=== STATED TASK ===
Where a line holds the string "Inverse", return that line.

=== EXTRACTED DATA ===
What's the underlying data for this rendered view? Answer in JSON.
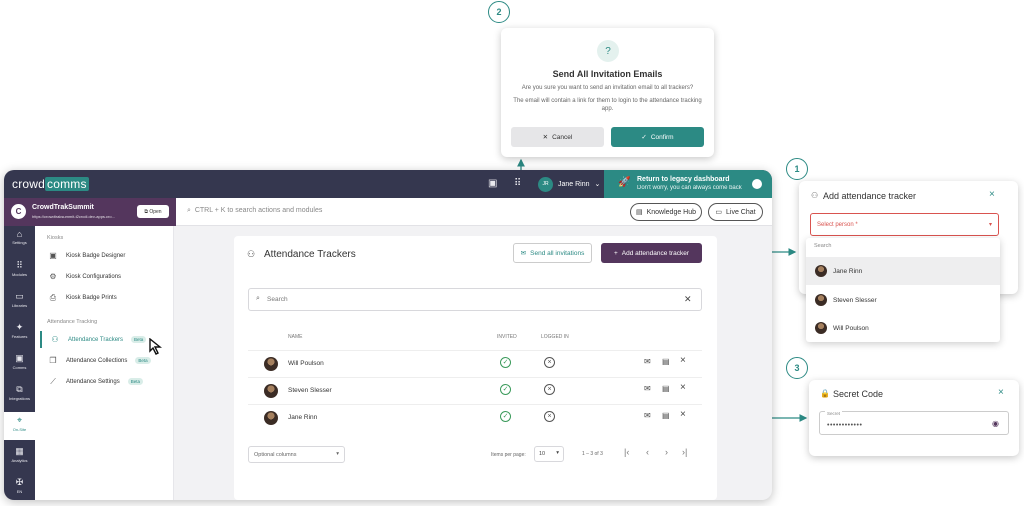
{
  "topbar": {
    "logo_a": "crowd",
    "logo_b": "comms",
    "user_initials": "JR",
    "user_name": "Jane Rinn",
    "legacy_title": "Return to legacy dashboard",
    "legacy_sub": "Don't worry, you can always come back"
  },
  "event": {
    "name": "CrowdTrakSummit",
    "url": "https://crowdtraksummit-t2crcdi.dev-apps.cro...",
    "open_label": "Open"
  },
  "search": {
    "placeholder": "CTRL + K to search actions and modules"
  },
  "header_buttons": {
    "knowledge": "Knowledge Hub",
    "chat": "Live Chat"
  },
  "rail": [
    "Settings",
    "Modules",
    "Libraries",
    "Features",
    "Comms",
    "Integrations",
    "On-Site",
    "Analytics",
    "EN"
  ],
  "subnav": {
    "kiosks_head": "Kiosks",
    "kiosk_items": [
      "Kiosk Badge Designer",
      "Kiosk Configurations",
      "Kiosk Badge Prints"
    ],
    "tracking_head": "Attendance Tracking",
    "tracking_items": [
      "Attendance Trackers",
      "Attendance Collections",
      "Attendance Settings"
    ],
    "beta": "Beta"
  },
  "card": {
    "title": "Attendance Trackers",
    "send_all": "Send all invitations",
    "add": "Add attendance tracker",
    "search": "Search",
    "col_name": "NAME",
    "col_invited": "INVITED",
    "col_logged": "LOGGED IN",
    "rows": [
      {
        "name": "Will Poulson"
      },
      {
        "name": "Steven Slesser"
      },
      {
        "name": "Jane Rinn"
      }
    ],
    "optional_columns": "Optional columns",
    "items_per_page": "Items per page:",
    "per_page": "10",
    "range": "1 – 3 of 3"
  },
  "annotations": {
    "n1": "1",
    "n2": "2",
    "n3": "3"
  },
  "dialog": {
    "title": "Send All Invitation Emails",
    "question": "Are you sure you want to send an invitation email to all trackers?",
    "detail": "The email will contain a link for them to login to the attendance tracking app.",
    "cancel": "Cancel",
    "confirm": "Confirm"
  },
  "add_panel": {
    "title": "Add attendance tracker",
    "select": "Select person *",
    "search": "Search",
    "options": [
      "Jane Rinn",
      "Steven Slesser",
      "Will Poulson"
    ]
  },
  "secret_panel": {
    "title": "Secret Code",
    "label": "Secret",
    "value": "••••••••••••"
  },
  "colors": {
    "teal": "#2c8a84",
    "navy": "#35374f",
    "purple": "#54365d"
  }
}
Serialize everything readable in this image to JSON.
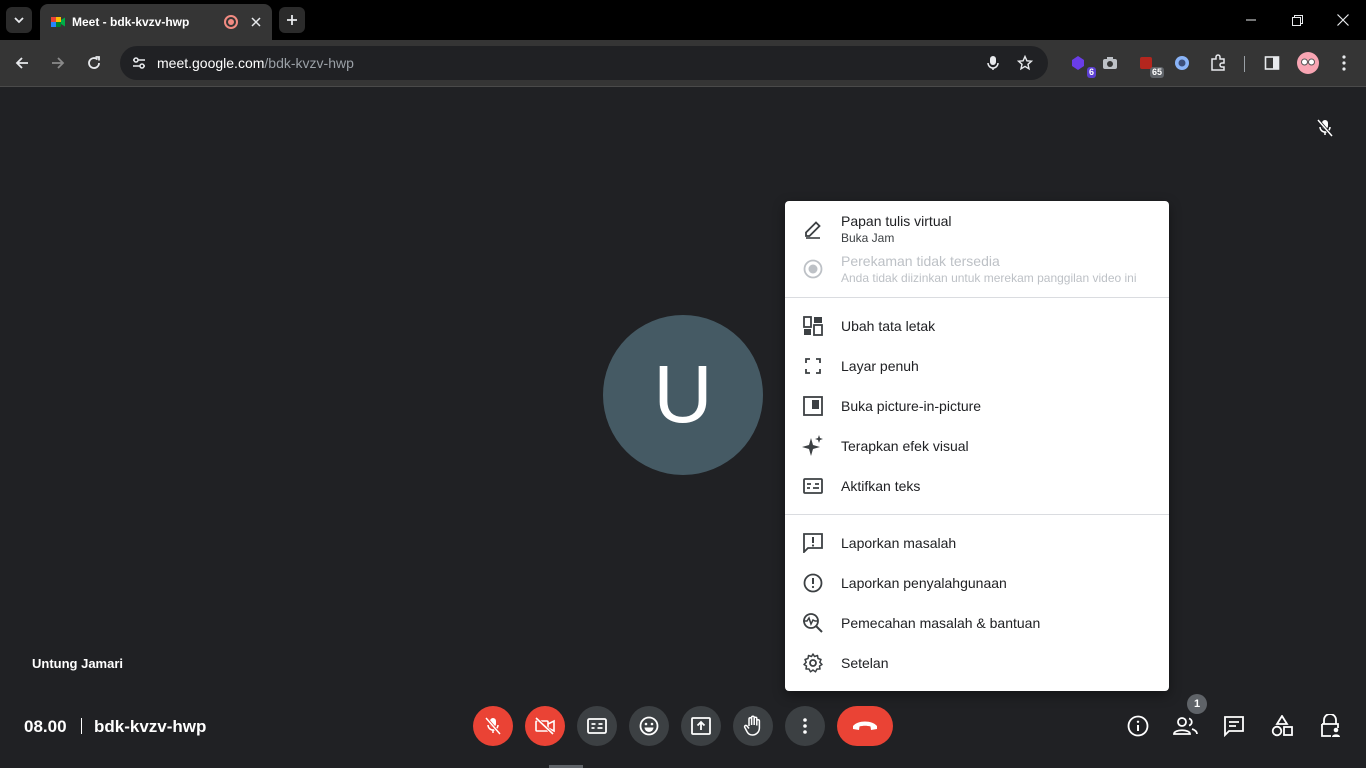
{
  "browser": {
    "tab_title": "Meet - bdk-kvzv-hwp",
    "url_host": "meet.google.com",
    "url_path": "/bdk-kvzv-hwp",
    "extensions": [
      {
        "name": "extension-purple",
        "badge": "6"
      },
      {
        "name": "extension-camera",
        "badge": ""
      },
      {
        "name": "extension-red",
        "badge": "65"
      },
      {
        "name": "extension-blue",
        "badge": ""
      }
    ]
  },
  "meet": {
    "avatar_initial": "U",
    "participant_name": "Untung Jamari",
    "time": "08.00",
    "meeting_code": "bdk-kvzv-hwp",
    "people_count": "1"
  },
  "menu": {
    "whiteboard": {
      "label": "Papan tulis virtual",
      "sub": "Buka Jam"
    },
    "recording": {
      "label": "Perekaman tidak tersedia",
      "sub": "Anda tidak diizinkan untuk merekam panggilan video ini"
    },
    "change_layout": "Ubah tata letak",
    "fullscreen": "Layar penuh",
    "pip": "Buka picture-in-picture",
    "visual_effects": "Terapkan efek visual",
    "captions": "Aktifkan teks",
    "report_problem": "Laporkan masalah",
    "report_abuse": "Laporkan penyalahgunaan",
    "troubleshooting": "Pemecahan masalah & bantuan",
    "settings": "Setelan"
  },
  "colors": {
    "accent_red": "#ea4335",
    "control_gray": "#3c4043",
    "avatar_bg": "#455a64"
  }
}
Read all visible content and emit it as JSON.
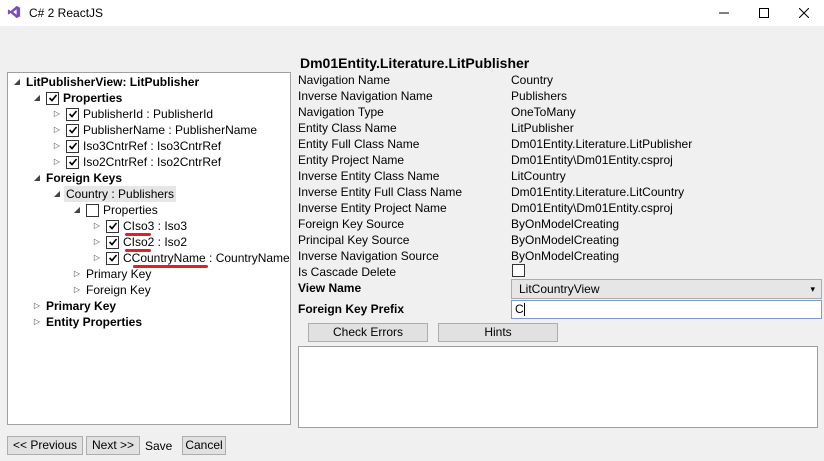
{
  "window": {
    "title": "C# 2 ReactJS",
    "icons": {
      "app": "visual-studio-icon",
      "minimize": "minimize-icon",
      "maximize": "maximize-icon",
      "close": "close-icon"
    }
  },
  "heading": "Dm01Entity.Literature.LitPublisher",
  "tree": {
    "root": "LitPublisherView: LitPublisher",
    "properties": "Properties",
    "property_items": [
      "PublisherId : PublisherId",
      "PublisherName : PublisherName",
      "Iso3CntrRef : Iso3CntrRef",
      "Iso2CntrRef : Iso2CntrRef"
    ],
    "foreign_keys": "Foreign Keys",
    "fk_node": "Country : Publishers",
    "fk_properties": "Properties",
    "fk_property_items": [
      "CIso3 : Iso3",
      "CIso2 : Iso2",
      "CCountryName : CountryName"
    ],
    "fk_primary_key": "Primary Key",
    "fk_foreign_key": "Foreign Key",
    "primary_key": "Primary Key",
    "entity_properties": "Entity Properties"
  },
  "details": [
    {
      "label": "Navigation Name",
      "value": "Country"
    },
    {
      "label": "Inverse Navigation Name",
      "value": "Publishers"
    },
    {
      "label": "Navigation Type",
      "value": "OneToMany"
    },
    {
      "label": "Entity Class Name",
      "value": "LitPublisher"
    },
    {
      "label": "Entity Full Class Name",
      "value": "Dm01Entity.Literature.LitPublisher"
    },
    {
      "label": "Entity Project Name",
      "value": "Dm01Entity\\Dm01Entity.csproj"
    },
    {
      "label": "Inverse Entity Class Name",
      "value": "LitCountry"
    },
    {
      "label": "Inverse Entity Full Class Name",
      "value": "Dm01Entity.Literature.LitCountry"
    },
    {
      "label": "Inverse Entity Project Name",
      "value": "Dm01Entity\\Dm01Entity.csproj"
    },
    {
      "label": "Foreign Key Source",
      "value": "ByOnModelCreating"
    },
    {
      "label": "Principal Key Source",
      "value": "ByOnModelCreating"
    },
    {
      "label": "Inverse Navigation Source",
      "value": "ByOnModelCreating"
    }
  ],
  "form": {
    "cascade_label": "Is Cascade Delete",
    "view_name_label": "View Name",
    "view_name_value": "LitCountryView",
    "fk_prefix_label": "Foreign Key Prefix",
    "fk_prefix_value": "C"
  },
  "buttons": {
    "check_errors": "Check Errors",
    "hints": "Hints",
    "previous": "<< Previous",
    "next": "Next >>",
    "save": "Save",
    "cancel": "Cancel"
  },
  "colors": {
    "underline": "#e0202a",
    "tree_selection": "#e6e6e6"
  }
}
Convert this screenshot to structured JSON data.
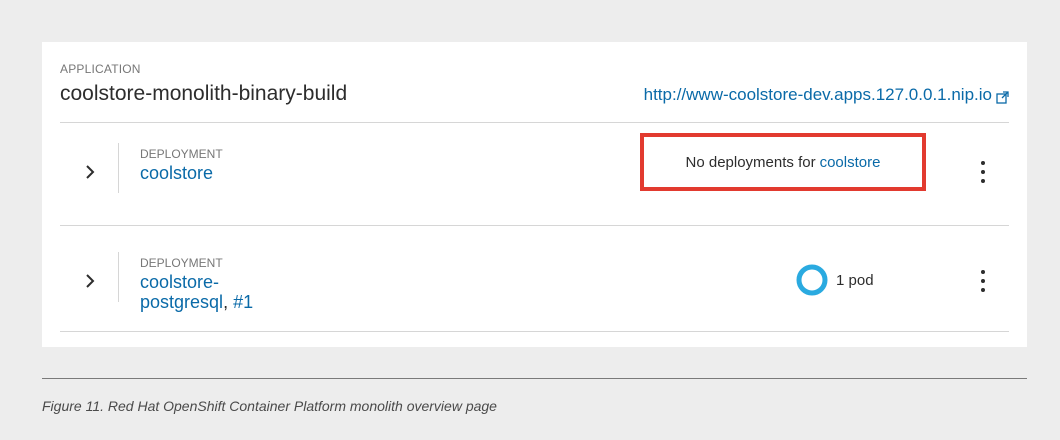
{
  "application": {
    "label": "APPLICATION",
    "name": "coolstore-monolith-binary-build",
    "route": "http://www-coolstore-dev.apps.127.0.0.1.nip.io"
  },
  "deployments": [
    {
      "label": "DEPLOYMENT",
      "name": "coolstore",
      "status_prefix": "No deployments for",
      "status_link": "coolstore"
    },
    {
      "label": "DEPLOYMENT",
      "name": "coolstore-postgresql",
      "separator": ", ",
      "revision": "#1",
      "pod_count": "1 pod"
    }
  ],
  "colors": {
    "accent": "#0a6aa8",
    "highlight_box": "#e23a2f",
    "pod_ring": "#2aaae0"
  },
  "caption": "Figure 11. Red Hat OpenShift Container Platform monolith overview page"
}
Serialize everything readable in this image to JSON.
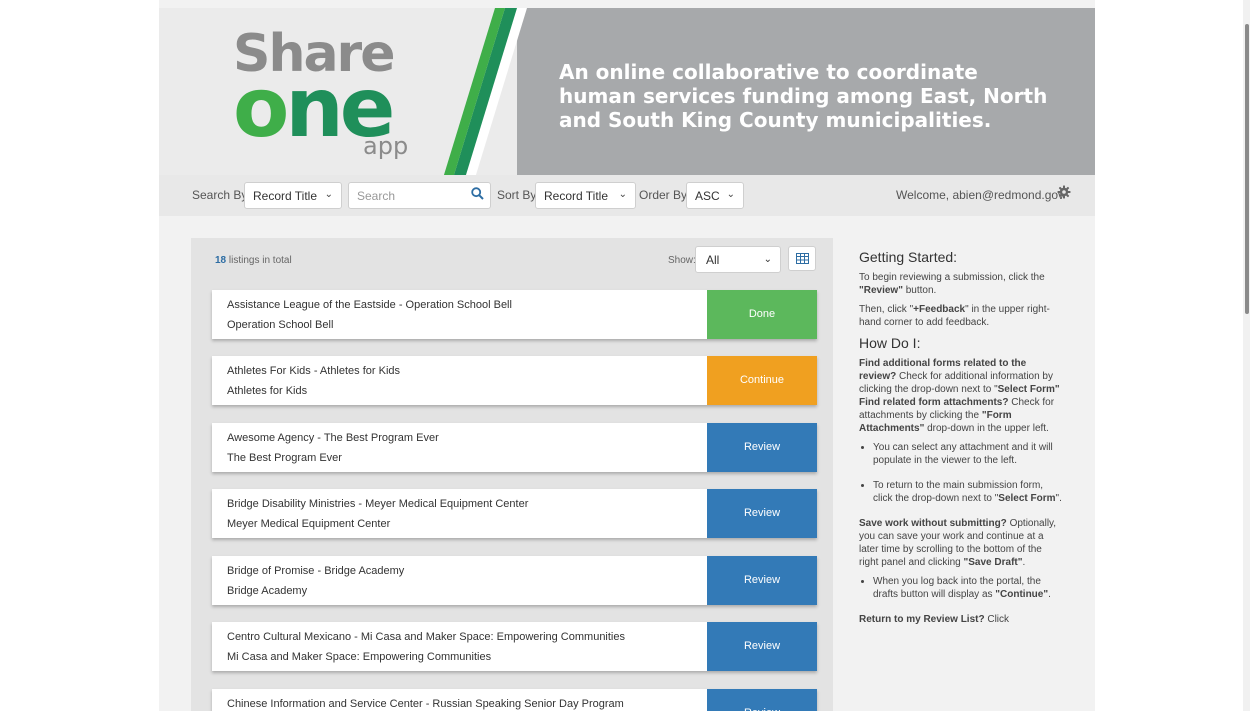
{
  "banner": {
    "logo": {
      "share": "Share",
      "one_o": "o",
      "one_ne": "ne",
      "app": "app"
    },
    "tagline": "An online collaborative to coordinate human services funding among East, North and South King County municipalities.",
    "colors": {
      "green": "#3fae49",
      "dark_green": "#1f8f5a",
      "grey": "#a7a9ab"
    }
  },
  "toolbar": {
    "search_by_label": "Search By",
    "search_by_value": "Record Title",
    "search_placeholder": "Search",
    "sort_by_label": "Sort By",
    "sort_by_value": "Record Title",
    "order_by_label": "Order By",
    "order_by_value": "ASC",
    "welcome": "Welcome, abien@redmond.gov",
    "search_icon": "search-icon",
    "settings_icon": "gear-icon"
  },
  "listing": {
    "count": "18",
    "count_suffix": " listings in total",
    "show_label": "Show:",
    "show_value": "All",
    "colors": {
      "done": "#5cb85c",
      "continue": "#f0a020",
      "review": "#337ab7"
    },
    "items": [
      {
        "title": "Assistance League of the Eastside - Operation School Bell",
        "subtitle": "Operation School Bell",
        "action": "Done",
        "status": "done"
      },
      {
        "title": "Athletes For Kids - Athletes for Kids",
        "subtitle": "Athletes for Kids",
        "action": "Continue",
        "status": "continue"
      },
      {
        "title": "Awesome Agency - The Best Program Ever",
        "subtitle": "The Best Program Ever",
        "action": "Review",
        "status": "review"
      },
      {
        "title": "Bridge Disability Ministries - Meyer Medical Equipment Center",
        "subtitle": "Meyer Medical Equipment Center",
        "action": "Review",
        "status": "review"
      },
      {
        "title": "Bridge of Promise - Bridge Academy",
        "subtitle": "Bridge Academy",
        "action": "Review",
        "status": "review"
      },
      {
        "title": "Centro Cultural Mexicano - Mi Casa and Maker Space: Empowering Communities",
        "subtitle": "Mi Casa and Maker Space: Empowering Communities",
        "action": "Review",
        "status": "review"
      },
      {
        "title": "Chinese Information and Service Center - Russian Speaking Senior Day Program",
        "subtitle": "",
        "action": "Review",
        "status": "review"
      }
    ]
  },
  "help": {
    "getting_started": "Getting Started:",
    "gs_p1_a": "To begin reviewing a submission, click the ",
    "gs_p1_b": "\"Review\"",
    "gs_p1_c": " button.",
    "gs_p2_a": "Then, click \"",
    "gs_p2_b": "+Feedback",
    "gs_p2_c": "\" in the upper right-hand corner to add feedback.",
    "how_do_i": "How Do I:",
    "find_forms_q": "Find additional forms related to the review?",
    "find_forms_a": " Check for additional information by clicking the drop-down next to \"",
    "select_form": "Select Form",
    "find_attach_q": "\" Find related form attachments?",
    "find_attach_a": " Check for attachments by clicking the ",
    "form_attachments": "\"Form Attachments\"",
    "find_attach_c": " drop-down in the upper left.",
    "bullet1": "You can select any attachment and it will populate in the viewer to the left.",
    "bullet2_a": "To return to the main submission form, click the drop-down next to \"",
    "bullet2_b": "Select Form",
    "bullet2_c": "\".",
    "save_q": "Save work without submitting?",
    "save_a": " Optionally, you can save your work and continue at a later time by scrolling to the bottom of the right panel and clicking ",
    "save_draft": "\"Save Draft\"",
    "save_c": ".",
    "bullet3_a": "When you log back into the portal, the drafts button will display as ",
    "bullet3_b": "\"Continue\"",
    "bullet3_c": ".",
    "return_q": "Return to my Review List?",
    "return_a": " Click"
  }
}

=== OUTPUT ===
      "label": "Inverse Navigation Name",
      "label": "Inverse Entity Class Name",
      "label": "Inverse Entity Full Class Name",
      "label": "Inverse Entity Project Name",
      "label": "Inverse Navigation Source",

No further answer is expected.